Sort through the data and copy the lines holding the word "entries".

──────────────────────────────

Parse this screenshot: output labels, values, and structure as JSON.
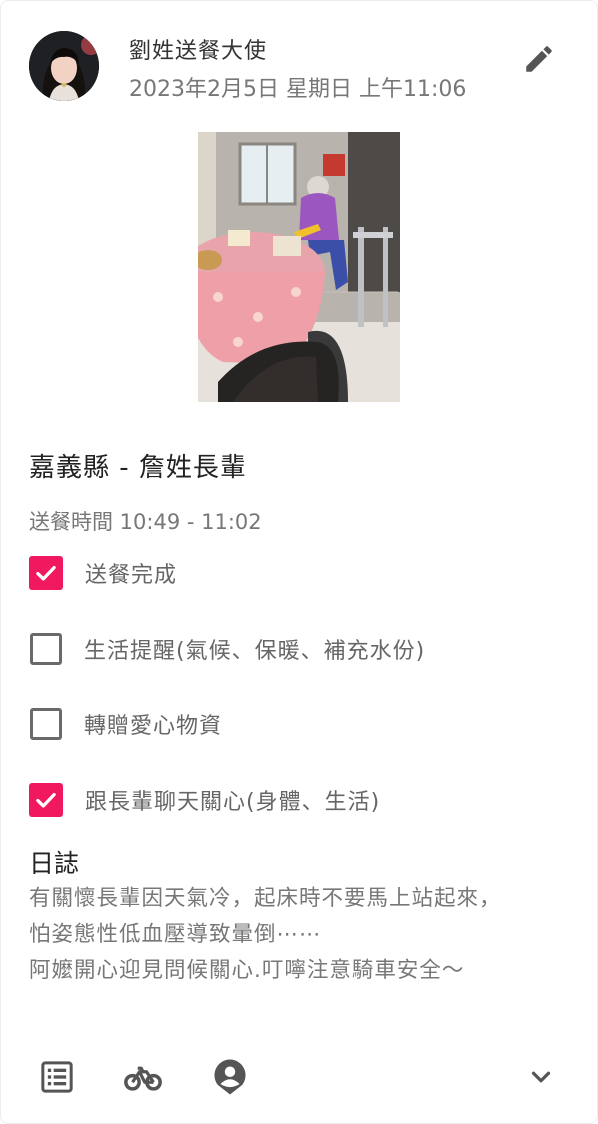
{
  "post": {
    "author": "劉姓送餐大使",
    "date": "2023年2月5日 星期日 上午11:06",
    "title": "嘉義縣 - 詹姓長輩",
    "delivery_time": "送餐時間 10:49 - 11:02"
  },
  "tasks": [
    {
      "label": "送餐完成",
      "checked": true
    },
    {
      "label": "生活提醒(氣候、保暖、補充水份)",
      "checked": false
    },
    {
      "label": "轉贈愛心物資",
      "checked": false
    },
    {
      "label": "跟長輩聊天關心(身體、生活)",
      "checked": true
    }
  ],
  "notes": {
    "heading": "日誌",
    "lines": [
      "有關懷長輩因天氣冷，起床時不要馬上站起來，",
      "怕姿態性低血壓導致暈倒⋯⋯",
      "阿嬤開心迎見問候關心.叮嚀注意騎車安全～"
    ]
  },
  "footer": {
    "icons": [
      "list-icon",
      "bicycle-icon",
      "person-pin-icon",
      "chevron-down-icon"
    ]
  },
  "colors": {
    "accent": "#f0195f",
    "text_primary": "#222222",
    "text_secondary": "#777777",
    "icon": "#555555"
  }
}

──────────────────────────────

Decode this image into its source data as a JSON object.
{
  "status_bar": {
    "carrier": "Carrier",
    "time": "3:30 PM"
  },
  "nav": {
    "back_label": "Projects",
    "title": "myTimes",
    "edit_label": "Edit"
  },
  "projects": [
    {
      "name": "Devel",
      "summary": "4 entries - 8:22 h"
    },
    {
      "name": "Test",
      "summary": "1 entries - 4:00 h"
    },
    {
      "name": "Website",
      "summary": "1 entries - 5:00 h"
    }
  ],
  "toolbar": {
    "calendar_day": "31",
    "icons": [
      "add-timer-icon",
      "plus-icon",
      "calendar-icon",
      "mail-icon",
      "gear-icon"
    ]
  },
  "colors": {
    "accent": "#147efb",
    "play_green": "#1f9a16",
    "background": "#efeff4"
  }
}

──────────────────────────────

#### [RESPONSE TO THE TASK]
      "summary": "4 entries - 8:22 h"
      "summary": "1 entries - 4:00 h"
      "summary": "1 entries - 5:00 h"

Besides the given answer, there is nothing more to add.